▶ Given problem:
Identify the lines bearing the string "nhydrous" and gather them.
—————
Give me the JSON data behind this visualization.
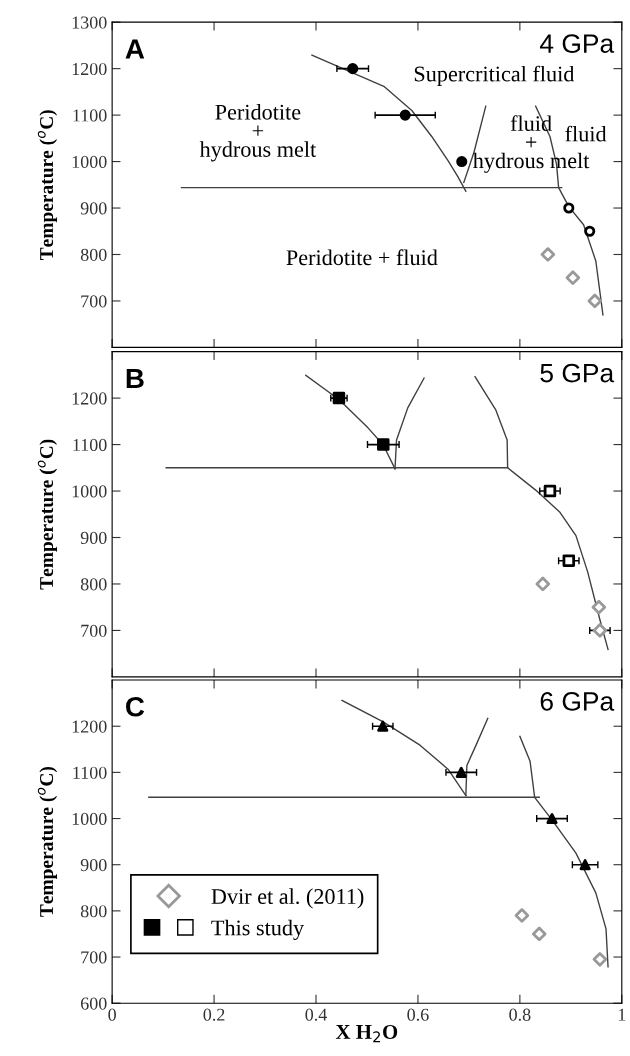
{
  "chart_data": [
    {
      "type": "scatter",
      "title": "A",
      "subtitle": "4 GPa",
      "ylabel": "Temperature ($^{o}$C)",
      "xlim": [
        0,
        1
      ],
      "ylim": [
        600,
        1300
      ],
      "xticks": [
        0,
        0.2,
        0.4,
        0.6,
        0.8,
        1
      ],
      "yticks": [
        700,
        800,
        900,
        1000,
        1100,
        1200,
        1300
      ],
      "tick_labels": "y",
      "grid": false,
      "legend": false,
      "annotations": [
        "Supercritical fluid",
        "Peridotite\n+\nhydrous melt",
        "fluid\n+\nhydrous melt",
        "fluid",
        "Peridotite + fluid"
      ],
      "series": [
        {
          "type": "line",
          "color": "#404040",
          "marker": "none",
          "x": [
            0.392,
            0.472,
            0.533,
            0.588,
            0.627,
            0.659,
            0.678,
            0.694
          ],
          "values": [
            1229,
            1191,
            1162,
            1110,
            1054,
            1002,
            968,
            936
          ]
        },
        {
          "type": "line",
          "color": "#404040",
          "marker": "none",
          "x": [
            0.136,
            0.882
          ],
          "values": [
            944,
            944
          ]
        },
        {
          "type": "line",
          "color": "#404040",
          "marker": "none",
          "x": [
            0.69,
            0.71,
            0.733
          ],
          "values": [
            955,
            1020,
            1119
          ]
        },
        {
          "type": "line",
          "color": "#404040",
          "marker": "none",
          "x": [
            0.831,
            0.859,
            0.872,
            0.876,
            0.896,
            0.925,
            0.949,
            0.963
          ],
          "values": [
            1119,
            1054,
            994,
            944,
            903,
            864,
            786,
            670
          ]
        },
        {
          "type": "scatter",
          "color": "#000000",
          "marker": "circle",
          "x": [
            0.472,
            0.575,
            0.686
          ],
          "values": [
            1200,
            1100,
            1000
          ],
          "xerrors": [
            0.031,
            0.059,
            null
          ]
        },
        {
          "type": "scatter",
          "color": "#ffffff",
          "marker": "circle",
          "x": [
            0.896,
            0.937
          ],
          "values": [
            900,
            850
          ]
        },
        {
          "type": "scatter",
          "color": "#999999",
          "marker": "diamond",
          "x": [
            0.855,
            0.904,
            0.947
          ],
          "values": [
            800,
            750,
            700
          ]
        }
      ]
    },
    {
      "type": "scatter",
      "title": "B",
      "subtitle": "5 GPa",
      "ylabel": "Temperature ($^{o}$C)",
      "xlim": [
        0,
        1
      ],
      "ylim": [
        600,
        1300
      ],
      "xticks": [
        0,
        0.2,
        0.4,
        0.6,
        0.8,
        1
      ],
      "yticks": [
        700,
        800,
        900,
        1000,
        1100,
        1200
      ],
      "tick_labels": "y",
      "grid": false,
      "legend": false,
      "series": [
        {
          "type": "line",
          "color": "#404040",
          "marker": "none",
          "x": [
            0.38,
            0.445,
            0.502,
            0.532,
            0.555
          ],
          "values": [
            1249,
            1197,
            1136,
            1099,
            1048
          ]
        },
        {
          "type": "line",
          "color": "#404040",
          "marker": "none",
          "x": [
            0.106,
            0.776
          ],
          "values": [
            1050,
            1050
          ]
        },
        {
          "type": "line",
          "color": "#404040",
          "marker": "none",
          "x": [
            0.555,
            0.558,
            0.58,
            0.612
          ],
          "values": [
            1048,
            1110,
            1179,
            1243
          ]
        },
        {
          "type": "line",
          "color": "#404040",
          "marker": "none",
          "x": [
            0.712,
            0.753,
            0.775,
            0.776,
            0.831,
            0.878,
            0.91,
            0.933,
            0.957,
            0.973
          ],
          "values": [
            1246,
            1174,
            1110,
            1050,
            1002,
            955,
            904,
            826,
            723,
            659
          ]
        },
        {
          "type": "scatter",
          "color": "#000000",
          "marker": "square",
          "x": [
            0.445,
            0.532
          ],
          "values": [
            1200,
            1100
          ],
          "xerrors": [
            0.016,
            0.031
          ]
        },
        {
          "type": "scatter",
          "color": "#ffffff",
          "marker": "square",
          "x": [
            0.859,
            0.896
          ],
          "values": [
            1000,
            850
          ],
          "xerrors": [
            0.02,
            0.02
          ]
        },
        {
          "type": "scatter",
          "color": "#999999",
          "marker": "diamond",
          "x": [
            0.845,
            0.955,
            0.957
          ],
          "values": [
            800,
            750,
            700
          ],
          "xerrors": [
            null,
            null,
            0.02
          ]
        }
      ]
    },
    {
      "type": "scatter",
      "title": "C",
      "subtitle": "6 GPa",
      "xlabel": "X H$_{2}$O",
      "ylabel": "Temperature ($^{o}$C)",
      "xlim": [
        0,
        1
      ],
      "ylim": [
        600,
        1300
      ],
      "xticks": [
        0,
        0.2,
        0.4,
        0.6,
        0.8,
        1
      ],
      "yticks": [
        600,
        700,
        800,
        900,
        1000,
        1100,
        1200
      ],
      "grid": false,
      "legend": "bottom left",
      "series": [
        {
          "type": "line",
          "color": "#404040",
          "marker": "none",
          "x": [
            0.451,
            0.531,
            0.604,
            0.659,
            0.694
          ],
          "values": [
            1256,
            1210,
            1159,
            1107,
            1050
          ]
        },
        {
          "type": "line",
          "color": "#404040",
          "marker": "none",
          "x": [
            0.072,
            0.838
          ],
          "values": [
            1046,
            1046
          ]
        },
        {
          "type": "line",
          "color": "#404040",
          "marker": "none",
          "x": [
            0.694,
            0.696,
            0.714,
            0.737
          ],
          "values": [
            1050,
            1115,
            1159,
            1217
          ]
        },
        {
          "type": "line",
          "color": "#404040",
          "marker": "none",
          "x": [
            0.8,
            0.82,
            0.829,
            0.863,
            0.91,
            0.949,
            0.969,
            0.973
          ],
          "values": [
            1178,
            1124,
            1046,
            997,
            925,
            839,
            761,
            679
          ]
        },
        {
          "type": "scatter",
          "name": "This study",
          "color": "#000000",
          "marker": "triangle",
          "x": [
            0.531,
            0.685,
            0.863,
            0.928
          ],
          "values": [
            1200,
            1100,
            1000,
            900
          ],
          "xerrors": [
            0.02,
            0.03,
            0.03,
            0.025
          ]
        },
        {
          "type": "scatter",
          "name": "Dvir et al. (2011)",
          "color": "#999999",
          "marker": "diamond",
          "x": [
            0.804,
            0.838,
            0.957
          ],
          "values": [
            790,
            750,
            695
          ]
        }
      ]
    }
  ]
}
—————
▶ Exercise result:
        "Peridotite\n+\nhydrous melt",
        "fluid\n+\nhydrous melt",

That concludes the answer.